-- START Data provided --
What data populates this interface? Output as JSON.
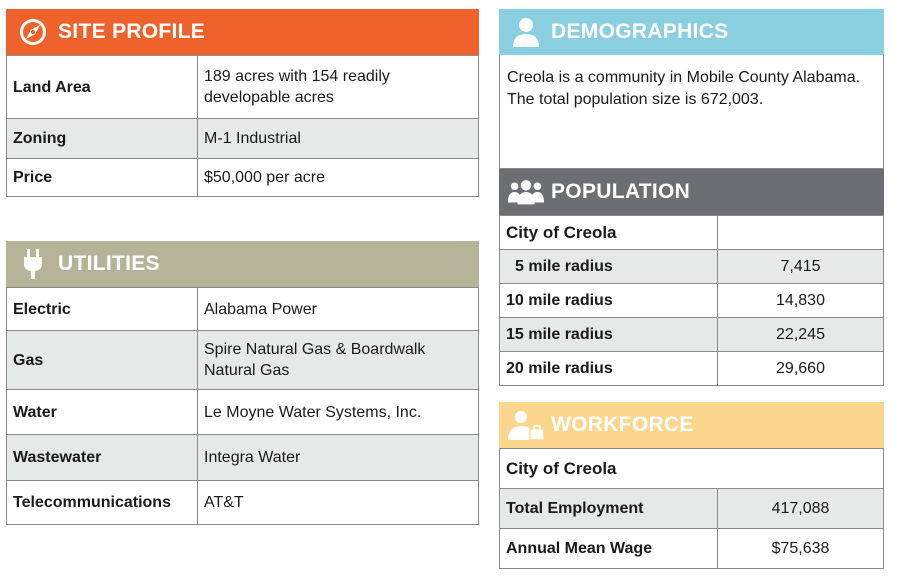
{
  "colors": {
    "site_profile": "#f0622b",
    "utilities": "#b5b499",
    "demographics": "#89cfe0",
    "population": "#6d6e71",
    "workforce": "#fcd68c"
  },
  "site_profile": {
    "title": "SITE PROFILE",
    "icon": "compass-icon",
    "rows": [
      {
        "label": "Land Area",
        "value": "189 acres with 154 readily developable acres"
      },
      {
        "label": "Zoning",
        "value": "M-1 Industrial"
      },
      {
        "label": "Price",
        "value": "$50,000 per acre"
      }
    ]
  },
  "utilities": {
    "title": "UTILITIES",
    "icon": "plug-icon",
    "rows": [
      {
        "label": "Electric",
        "value": "Alabama Power"
      },
      {
        "label": "Gas",
        "value": "Spire Natural Gas & Boardwalk Natural Gas"
      },
      {
        "label": "Water",
        "value": "Le Moyne Water Systems, Inc."
      },
      {
        "label": "Wastewater",
        "value": "Integra Water"
      },
      {
        "label": "Telecommunications",
        "value": "AT&T"
      }
    ]
  },
  "demographics": {
    "title": "DEMOGRAPHICS",
    "icon": "person-icon",
    "text": "Creola is a community in Mobile County Alabama. The total population size is 672,003."
  },
  "population": {
    "title": "POPULATION",
    "icon": "group-icon",
    "subtitle": "City of Creola",
    "rows": [
      {
        "label": "5 mile radius",
        "value": "7,415"
      },
      {
        "label": "10 mile radius",
        "value": "14,830"
      },
      {
        "label": "15 mile radius",
        "value": "22,245"
      },
      {
        "label": "20 mile radius",
        "value": "29,660"
      }
    ]
  },
  "workforce": {
    "title": "WORKFORCE",
    "icon": "worker-icon",
    "subtitle": "City of Creola",
    "rows": [
      {
        "label": "Total Employment",
        "value": "417,088"
      },
      {
        "label": "Annual Mean Wage",
        "value": "$75,638"
      }
    ]
  }
}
-- END Data provided --
▶ **Description of the task**: Copy out all the data exactly; skip the pictures.

▶ **Task output**:
What data populates this interface? Output as JSON.
{
  "colors": {
    "site_profile": "#f0622b",
    "utilities": "#b5b499",
    "demographics": "#89cfe0",
    "population": "#6d6e71",
    "workforce": "#fcd68c"
  },
  "site_profile": {
    "title": "SITE PROFILE",
    "icon": "compass-icon",
    "rows": [
      {
        "label": "Land Area",
        "value": "189 acres with 154 readily developable acres"
      },
      {
        "label": "Zoning",
        "value": "M-1 Industrial"
      },
      {
        "label": "Price",
        "value": "$50,000 per acre"
      }
    ]
  },
  "utilities": {
    "title": "UTILITIES",
    "icon": "plug-icon",
    "rows": [
      {
        "label": "Electric",
        "value": "Alabama Power"
      },
      {
        "label": "Gas",
        "value": "Spire Natural Gas & Boardwalk Natural Gas"
      },
      {
        "label": "Water",
        "value": "Le Moyne Water Systems, Inc."
      },
      {
        "label": "Wastewater",
        "value": "Integra Water"
      },
      {
        "label": "Telecommunications",
        "value": "AT&T"
      }
    ]
  },
  "demographics": {
    "title": "DEMOGRAPHICS",
    "icon": "person-icon",
    "text": "Creola is a community in Mobile County Alabama. The total population size is 672,003."
  },
  "population": {
    "title": "POPULATION",
    "icon": "group-icon",
    "subtitle": "City of Creola",
    "rows": [
      {
        "label": "5 mile radius",
        "value": "7,415"
      },
      {
        "label": "10 mile radius",
        "value": "14,830"
      },
      {
        "label": "15 mile radius",
        "value": "22,245"
      },
      {
        "label": "20 mile radius",
        "value": "29,660"
      }
    ]
  },
  "workforce": {
    "title": "WORKFORCE",
    "icon": "worker-icon",
    "subtitle": "City of Creola",
    "rows": [
      {
        "label": "Total Employment",
        "value": "417,088"
      },
      {
        "label": "Annual Mean Wage",
        "value": "$75,638"
      }
    ]
  }
}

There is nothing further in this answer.